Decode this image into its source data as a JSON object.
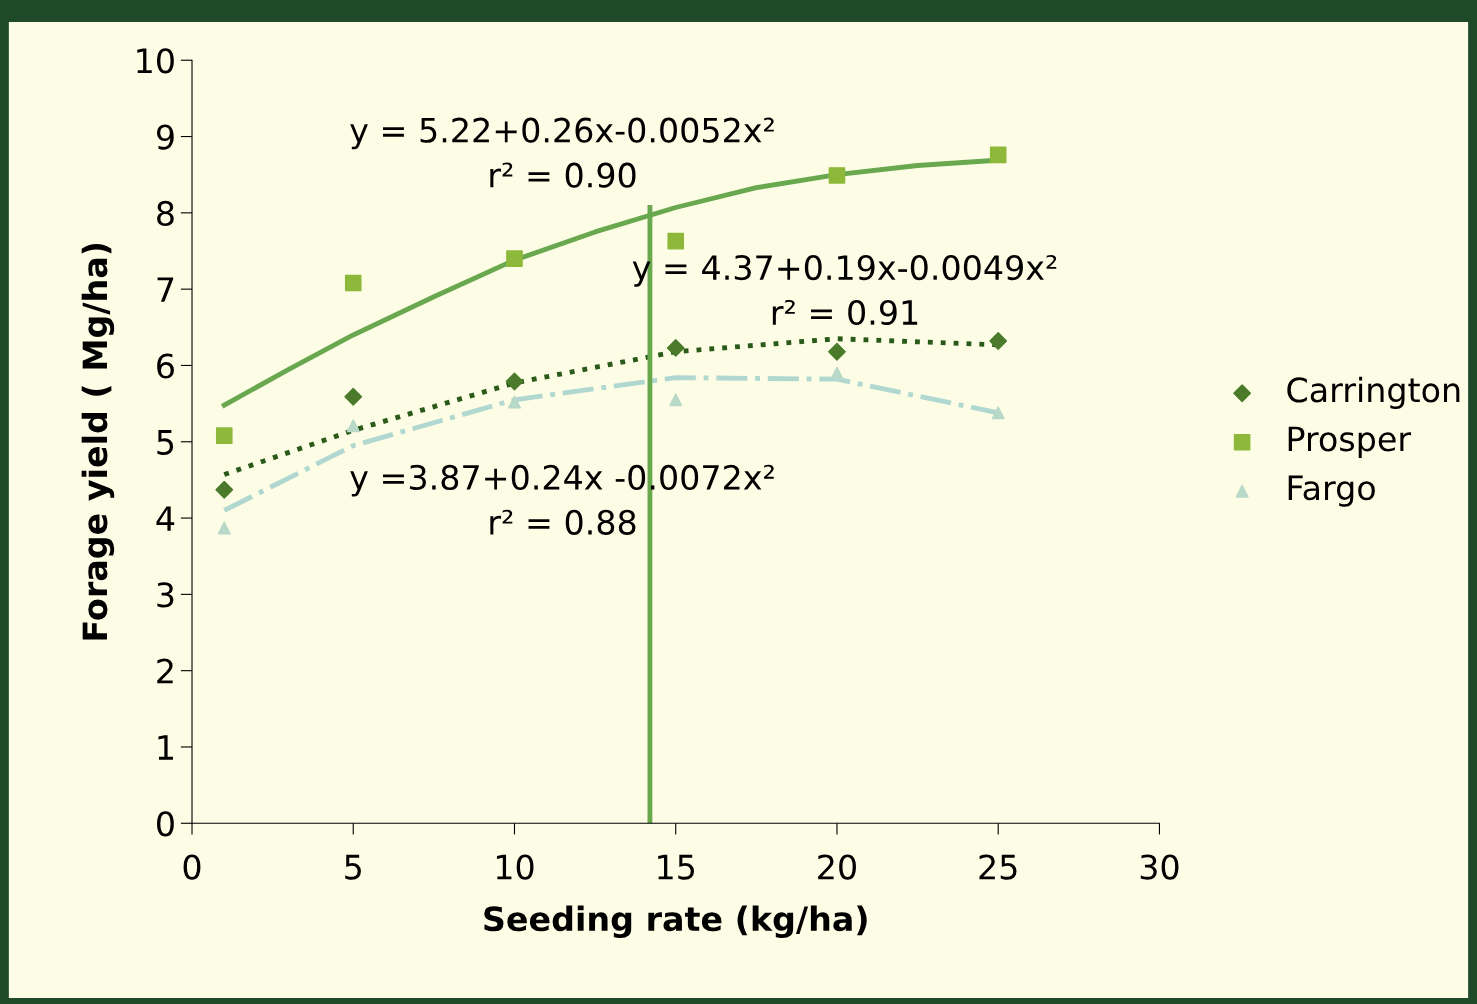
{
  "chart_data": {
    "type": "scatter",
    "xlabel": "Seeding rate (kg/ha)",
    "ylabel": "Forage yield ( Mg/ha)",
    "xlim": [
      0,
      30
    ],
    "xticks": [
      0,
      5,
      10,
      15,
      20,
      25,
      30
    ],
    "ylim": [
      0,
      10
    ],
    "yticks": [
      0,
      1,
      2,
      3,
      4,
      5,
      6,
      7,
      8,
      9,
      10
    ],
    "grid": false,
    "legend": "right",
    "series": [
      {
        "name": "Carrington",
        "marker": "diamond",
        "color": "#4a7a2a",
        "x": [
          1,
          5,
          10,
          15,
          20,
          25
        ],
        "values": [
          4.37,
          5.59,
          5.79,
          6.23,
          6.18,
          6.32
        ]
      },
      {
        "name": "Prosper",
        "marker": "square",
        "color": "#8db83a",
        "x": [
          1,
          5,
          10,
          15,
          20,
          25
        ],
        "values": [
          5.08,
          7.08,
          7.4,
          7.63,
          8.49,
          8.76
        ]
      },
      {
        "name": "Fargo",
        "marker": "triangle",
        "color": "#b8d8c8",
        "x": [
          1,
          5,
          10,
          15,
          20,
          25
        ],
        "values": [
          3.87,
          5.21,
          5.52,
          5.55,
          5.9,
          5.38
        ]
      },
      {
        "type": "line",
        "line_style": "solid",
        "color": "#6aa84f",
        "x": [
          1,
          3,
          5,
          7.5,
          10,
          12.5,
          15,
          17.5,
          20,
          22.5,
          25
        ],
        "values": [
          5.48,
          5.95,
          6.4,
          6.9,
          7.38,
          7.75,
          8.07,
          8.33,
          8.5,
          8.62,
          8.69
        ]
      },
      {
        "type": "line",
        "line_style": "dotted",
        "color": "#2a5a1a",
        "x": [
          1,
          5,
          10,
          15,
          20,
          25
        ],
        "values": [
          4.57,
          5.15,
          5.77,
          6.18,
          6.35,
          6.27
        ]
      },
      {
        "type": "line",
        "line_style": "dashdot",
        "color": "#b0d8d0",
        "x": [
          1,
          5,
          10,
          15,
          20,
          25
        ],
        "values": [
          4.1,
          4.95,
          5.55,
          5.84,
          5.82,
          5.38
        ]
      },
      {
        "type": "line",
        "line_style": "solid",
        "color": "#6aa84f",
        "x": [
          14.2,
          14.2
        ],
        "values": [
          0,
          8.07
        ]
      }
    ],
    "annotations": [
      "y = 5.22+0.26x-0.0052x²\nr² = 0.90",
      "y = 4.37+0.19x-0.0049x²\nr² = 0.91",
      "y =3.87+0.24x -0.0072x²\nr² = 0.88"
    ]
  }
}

::::::::::

**The exercise**
From the listing above, copy every line that holds the string "color".

**Solution to the exercise**
        "color": "#4a7a2a",
        "color": "#8db83a",
        "color": "#b8d8c8",
        "color": "#6aa84f",
        "color": "#2a5a1a",
        "color": "#b0d8d0",
        "color": "#6aa84f",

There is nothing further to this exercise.